» **Challenge**
Faithfully return all lines, omitting every embedded picture.

========================================

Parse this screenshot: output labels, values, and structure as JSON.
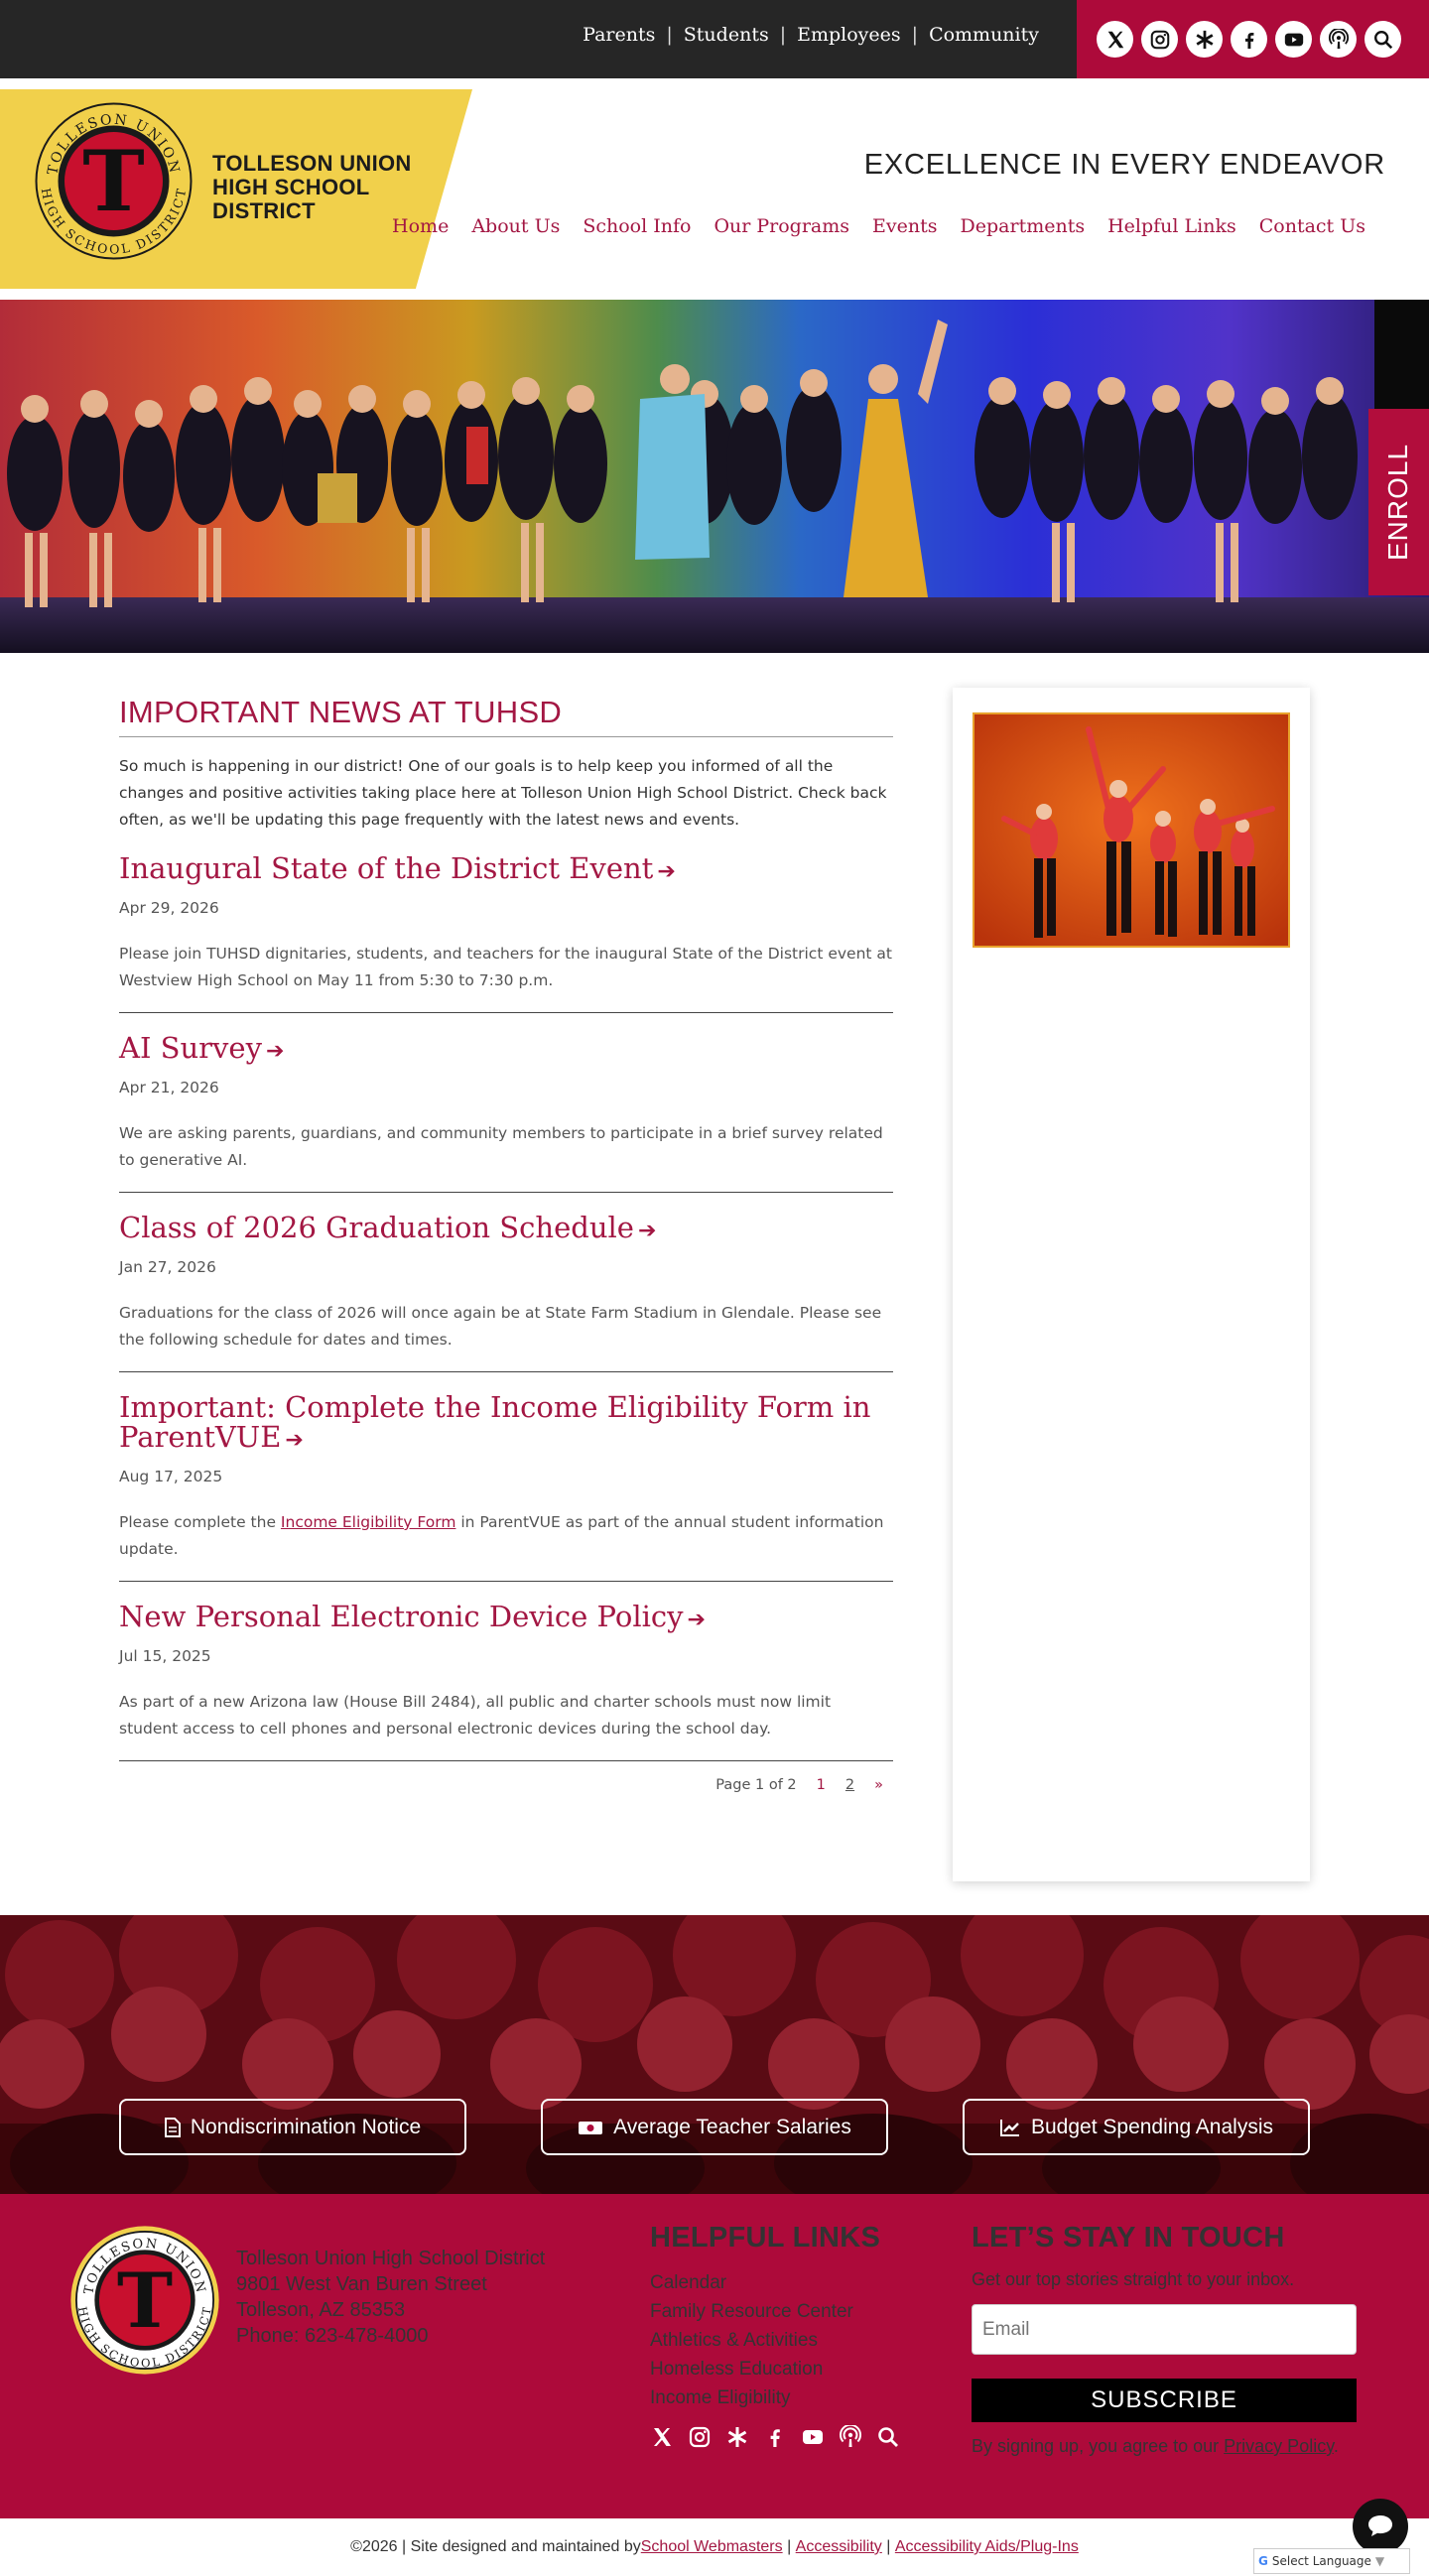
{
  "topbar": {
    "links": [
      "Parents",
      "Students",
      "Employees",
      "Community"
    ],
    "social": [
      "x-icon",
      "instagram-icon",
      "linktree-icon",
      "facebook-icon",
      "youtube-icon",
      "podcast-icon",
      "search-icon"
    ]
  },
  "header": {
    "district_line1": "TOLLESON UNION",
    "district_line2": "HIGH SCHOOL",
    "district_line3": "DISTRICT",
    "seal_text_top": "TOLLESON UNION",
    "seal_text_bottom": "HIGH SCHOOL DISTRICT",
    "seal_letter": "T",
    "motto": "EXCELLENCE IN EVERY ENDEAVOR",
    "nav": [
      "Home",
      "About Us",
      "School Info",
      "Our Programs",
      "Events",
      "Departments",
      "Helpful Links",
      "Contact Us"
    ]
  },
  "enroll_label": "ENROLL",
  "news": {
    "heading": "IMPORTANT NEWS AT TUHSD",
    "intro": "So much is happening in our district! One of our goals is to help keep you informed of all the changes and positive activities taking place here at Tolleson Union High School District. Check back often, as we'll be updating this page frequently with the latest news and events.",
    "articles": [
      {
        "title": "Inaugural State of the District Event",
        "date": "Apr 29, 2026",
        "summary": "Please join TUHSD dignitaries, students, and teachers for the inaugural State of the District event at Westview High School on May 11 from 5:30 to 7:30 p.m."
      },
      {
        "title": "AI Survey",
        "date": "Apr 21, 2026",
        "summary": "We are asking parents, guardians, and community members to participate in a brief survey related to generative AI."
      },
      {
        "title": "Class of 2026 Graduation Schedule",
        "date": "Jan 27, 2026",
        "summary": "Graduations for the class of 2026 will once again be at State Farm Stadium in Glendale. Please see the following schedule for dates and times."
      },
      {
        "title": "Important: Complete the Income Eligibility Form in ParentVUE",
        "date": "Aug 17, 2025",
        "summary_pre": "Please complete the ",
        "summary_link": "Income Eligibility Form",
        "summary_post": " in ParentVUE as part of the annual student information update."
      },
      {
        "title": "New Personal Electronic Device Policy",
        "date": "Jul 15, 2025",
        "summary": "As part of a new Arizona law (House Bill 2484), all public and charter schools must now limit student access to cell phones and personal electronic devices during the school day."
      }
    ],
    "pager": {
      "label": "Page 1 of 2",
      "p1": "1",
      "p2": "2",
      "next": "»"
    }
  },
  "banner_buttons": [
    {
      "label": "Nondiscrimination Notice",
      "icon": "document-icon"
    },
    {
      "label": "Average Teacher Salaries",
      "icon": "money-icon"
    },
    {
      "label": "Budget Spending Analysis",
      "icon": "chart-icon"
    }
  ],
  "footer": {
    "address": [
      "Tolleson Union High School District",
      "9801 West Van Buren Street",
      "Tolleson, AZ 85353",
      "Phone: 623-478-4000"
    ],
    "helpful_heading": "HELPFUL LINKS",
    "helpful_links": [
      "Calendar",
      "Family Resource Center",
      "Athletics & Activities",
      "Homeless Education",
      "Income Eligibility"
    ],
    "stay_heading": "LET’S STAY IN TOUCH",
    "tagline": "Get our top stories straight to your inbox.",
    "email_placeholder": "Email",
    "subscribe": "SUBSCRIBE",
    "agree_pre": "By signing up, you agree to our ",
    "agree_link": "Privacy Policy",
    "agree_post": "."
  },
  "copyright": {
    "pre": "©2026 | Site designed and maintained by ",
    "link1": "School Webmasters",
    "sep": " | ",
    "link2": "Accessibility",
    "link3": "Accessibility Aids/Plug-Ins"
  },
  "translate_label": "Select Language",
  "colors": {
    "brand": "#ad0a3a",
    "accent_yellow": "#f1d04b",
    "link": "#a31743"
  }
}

========================================

» **Complete response**
Parse this screenshot: output labels, values, and structure as JSON.
{
  "topbar": {
    "links": [
      "Parents",
      "Students",
      "Employees",
      "Community"
    ],
    "social": [
      "x-icon",
      "instagram-icon",
      "linktree-icon",
      "facebook-icon",
      "youtube-icon",
      "podcast-icon",
      "search-icon"
    ]
  },
  "header": {
    "district_line1": "TOLLESON UNION",
    "district_line2": "HIGH SCHOOL",
    "district_line3": "DISTRICT",
    "seal_text_top": "TOLLESON UNION",
    "seal_text_bottom": "HIGH SCHOOL DISTRICT",
    "seal_letter": "T",
    "motto": "EXCELLENCE IN EVERY ENDEAVOR",
    "nav": [
      "Home",
      "About Us",
      "School Info",
      "Our Programs",
      "Events",
      "Departments",
      "Helpful Links",
      "Contact Us"
    ]
  },
  "enroll_label": "ENROLL",
  "news": {
    "heading": "IMPORTANT NEWS AT TUHSD",
    "intro": "So much is happening in our district! One of our goals is to help keep you informed of all the changes and positive activities taking place here at Tolleson Union High School District. Check back often, as we'll be updating this page frequently with the latest news and events.",
    "articles": [
      {
        "title": "Inaugural State of the District Event",
        "date": "Apr 29, 2026",
        "summary": "Please join TUHSD dignitaries, students, and teachers for the inaugural State of the District event at Westview High School on May 11 from 5:30 to 7:30 p.m."
      },
      {
        "title": "AI Survey",
        "date": "Apr 21, 2026",
        "summary": "We are asking parents, guardians, and community members to participate in a brief survey related to generative AI."
      },
      {
        "title": "Class of 2026 Graduation Schedule",
        "date": "Jan 27, 2026",
        "summary": "Graduations for the class of 2026 will once again be at State Farm Stadium in Glendale. Please see the following schedule for dates and times."
      },
      {
        "title": "Important: Complete the Income Eligibility Form in ParentVUE",
        "date": "Aug 17, 2025",
        "summary_pre": "Please complete the ",
        "summary_link": "Income Eligibility Form",
        "summary_post": " in ParentVUE as part of the annual student information update."
      },
      {
        "title": "New Personal Electronic Device Policy",
        "date": "Jul 15, 2025",
        "summary": "As part of a new Arizona law (House Bill 2484), all public and charter schools must now limit student access to cell phones and personal electronic devices during the school day."
      }
    ],
    "pager": {
      "label": "Page 1 of 2",
      "p1": "1",
      "p2": "2",
      "next": "»"
    }
  },
  "banner_buttons": [
    {
      "label": "Nondiscrimination Notice",
      "icon": "document-icon"
    },
    {
      "label": "Average Teacher Salaries",
      "icon": "money-icon"
    },
    {
      "label": "Budget Spending Analysis",
      "icon": "chart-icon"
    }
  ],
  "footer": {
    "address": [
      "Tolleson Union High School District",
      "9801 West Van Buren Street",
      "Tolleson, AZ 85353",
      "Phone: 623-478-4000"
    ],
    "helpful_heading": "HELPFUL LINKS",
    "helpful_links": [
      "Calendar",
      "Family Resource Center",
      "Athletics & Activities",
      "Homeless Education",
      "Income Eligibility"
    ],
    "stay_heading": "LET’S STAY IN TOUCH",
    "tagline": "Get our top stories straight to your inbox.",
    "email_placeholder": "Email",
    "subscribe": "SUBSCRIBE",
    "agree_pre": "By signing up, you agree to our ",
    "agree_link": "Privacy Policy",
    "agree_post": "."
  },
  "copyright": {
    "pre": "©2026 | Site designed and maintained by ",
    "link1": "School Webmasters",
    "sep": " | ",
    "link2": "Accessibility",
    "link3": "Accessibility Aids/Plug-Ins"
  },
  "translate_label": "Select Language",
  "colors": {
    "brand": "#ad0a3a",
    "accent_yellow": "#f1d04b",
    "link": "#a31743"
  }
}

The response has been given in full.